• What is asked: Using the listing below, please gather every line containing the word "evidence".

Collection entries:

★ ★ ★ ★ ★

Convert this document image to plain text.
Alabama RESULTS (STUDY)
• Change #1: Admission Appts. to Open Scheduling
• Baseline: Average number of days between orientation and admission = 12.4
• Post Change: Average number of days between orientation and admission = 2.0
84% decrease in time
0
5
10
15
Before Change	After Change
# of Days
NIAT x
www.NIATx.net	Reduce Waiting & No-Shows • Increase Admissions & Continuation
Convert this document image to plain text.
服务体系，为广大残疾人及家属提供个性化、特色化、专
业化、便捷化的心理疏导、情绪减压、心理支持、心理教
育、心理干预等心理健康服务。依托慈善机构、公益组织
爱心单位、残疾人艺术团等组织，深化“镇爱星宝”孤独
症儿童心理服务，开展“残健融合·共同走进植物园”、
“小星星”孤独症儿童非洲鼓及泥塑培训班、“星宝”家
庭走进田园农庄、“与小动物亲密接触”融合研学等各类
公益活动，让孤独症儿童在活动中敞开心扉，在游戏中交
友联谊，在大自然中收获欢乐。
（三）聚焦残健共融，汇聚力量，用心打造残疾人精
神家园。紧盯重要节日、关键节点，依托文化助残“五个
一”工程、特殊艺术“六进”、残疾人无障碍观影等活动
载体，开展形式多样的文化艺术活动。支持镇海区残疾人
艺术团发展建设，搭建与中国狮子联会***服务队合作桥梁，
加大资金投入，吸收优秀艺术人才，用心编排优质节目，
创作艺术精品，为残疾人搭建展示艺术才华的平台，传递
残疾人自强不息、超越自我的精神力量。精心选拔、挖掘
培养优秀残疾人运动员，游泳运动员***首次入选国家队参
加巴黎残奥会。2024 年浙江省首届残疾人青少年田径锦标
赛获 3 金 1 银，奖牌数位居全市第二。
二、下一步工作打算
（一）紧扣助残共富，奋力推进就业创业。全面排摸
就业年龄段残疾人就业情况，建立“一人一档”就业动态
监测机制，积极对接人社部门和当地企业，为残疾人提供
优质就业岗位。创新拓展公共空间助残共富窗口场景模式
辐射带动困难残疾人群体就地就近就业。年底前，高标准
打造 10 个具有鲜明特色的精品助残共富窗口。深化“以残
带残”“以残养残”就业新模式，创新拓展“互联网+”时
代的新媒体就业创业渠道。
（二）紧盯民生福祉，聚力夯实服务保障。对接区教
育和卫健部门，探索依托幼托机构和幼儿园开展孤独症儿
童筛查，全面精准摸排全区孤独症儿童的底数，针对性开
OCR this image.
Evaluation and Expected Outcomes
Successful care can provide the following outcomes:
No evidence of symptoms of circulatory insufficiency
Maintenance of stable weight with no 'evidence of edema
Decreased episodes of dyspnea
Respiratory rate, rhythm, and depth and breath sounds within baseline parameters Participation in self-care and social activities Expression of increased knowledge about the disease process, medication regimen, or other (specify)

★ ★ ★ ★ ★

• Completed exercise:
No evidence of symptoms of circulatory insufficiency
Maintenance of stable weight with no 'evidence of edema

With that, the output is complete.